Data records
[Begin]

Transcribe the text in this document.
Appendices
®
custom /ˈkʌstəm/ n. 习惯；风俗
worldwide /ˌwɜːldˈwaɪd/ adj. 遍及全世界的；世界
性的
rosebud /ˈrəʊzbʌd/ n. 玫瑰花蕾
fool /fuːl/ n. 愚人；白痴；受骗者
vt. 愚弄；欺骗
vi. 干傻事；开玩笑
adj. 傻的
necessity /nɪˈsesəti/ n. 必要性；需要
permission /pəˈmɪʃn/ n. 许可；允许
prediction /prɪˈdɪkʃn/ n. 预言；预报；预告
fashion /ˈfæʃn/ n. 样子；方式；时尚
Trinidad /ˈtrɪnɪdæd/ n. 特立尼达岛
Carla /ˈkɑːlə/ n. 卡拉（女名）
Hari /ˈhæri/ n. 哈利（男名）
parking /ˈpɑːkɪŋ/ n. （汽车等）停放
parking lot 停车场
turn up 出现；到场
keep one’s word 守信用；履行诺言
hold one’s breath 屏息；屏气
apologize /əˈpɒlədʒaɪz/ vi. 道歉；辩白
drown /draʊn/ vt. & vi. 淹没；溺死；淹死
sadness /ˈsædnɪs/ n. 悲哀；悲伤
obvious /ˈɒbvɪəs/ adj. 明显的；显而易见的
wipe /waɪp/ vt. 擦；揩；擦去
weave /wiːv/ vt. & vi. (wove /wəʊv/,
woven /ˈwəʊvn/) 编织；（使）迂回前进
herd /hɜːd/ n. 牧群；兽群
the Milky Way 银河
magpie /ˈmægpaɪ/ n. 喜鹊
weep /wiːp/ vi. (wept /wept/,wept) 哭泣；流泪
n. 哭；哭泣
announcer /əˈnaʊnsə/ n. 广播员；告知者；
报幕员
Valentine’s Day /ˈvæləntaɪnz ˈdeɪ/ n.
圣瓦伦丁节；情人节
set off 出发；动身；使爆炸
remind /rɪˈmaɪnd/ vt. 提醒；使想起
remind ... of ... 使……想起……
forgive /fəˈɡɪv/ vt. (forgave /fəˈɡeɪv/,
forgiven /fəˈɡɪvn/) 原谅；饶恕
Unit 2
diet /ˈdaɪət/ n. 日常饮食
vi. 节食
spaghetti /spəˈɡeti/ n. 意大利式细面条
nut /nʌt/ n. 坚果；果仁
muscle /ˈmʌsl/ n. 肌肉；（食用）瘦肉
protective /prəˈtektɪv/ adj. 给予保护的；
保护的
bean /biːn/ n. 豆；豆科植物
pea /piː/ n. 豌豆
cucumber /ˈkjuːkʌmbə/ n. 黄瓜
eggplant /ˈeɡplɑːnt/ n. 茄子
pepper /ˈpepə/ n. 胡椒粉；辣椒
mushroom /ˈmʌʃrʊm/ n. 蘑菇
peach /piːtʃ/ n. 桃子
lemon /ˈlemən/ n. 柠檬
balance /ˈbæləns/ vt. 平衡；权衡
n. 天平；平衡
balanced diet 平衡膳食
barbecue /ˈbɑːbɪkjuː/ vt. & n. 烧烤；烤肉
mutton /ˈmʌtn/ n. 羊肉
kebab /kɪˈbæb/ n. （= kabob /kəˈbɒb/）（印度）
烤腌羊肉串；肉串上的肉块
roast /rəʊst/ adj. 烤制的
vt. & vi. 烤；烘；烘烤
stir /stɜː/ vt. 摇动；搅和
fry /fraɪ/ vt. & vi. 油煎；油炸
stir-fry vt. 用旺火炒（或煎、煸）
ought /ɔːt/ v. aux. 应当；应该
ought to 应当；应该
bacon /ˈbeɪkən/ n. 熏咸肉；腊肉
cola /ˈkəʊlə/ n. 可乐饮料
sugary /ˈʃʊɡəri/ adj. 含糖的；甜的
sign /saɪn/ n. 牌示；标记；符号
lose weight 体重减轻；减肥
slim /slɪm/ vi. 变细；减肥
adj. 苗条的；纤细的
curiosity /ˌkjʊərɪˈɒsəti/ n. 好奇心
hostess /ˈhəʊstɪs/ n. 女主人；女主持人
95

[End]

● Stated task
Collect each line holding the string "remind".

● Written reply
remind /rɪˈmaɪnd/ vt. 提醒；使想起
remind ... of ... 使……想起……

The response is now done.